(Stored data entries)
* * * * * * * * *

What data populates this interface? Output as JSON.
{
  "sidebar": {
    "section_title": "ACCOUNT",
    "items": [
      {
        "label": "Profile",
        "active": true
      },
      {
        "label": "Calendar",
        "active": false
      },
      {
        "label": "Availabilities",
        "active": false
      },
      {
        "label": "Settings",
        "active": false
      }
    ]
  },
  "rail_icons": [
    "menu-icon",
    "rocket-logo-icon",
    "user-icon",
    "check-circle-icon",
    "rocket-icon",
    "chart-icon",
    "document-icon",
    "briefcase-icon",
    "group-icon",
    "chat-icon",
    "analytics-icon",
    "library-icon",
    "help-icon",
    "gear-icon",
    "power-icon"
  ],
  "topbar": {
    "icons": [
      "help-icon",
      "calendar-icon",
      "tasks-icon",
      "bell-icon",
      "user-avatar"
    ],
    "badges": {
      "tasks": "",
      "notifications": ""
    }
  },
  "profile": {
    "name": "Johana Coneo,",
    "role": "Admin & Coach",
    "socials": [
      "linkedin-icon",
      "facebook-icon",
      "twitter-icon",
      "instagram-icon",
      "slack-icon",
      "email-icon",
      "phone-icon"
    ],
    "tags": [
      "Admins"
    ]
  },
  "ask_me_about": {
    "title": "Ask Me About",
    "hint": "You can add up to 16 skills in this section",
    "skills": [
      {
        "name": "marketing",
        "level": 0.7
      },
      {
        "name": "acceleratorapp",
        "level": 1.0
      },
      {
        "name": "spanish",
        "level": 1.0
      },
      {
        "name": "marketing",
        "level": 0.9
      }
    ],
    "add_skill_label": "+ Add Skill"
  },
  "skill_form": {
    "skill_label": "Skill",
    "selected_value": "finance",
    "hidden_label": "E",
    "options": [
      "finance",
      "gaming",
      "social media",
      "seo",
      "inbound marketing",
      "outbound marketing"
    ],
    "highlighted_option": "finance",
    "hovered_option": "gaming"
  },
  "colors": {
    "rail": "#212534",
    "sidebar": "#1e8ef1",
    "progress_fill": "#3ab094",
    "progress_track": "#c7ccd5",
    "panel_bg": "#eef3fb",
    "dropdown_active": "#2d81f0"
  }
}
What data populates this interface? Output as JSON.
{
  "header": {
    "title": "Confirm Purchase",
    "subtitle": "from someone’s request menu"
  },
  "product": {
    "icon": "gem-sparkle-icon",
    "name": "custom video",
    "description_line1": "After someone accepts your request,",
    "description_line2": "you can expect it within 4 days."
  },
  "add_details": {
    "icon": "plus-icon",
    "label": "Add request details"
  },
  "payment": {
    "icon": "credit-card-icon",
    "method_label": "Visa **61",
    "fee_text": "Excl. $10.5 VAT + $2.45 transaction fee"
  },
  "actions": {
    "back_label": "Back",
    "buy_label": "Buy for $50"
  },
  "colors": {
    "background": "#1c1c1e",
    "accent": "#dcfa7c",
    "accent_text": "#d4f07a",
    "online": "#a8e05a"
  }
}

* * * * * * * * *

From the listing above, copy every line that includes the word "name".

    "name": "Johana Coneo,",
        "name": "marketing",
        "name": "acceleratorapp",
        "name": "spanish",
        "name": "marketing",
    "name": "custom video",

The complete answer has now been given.